:: Records supplied ::
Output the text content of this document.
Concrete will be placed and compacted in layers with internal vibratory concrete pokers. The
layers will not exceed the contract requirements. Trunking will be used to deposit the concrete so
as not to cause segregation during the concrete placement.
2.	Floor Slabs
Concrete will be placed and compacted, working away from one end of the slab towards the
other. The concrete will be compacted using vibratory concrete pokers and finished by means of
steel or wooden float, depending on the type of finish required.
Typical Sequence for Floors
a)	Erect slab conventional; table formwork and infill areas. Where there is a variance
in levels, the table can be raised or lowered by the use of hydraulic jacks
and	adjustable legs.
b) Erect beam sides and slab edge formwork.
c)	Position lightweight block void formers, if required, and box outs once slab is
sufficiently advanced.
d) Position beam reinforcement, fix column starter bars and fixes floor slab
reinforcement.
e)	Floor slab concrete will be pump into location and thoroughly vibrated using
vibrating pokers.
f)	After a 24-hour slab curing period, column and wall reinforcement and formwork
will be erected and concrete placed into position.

:: What you will do ::
Using the listing above, show every line that includes the string "column".

:: Problem solution ::
d) Position beam reinforcement, fix column starter bars and fixes floor slab
f)	After a 24-hour slab curing period, column and wall reinforcement and formwork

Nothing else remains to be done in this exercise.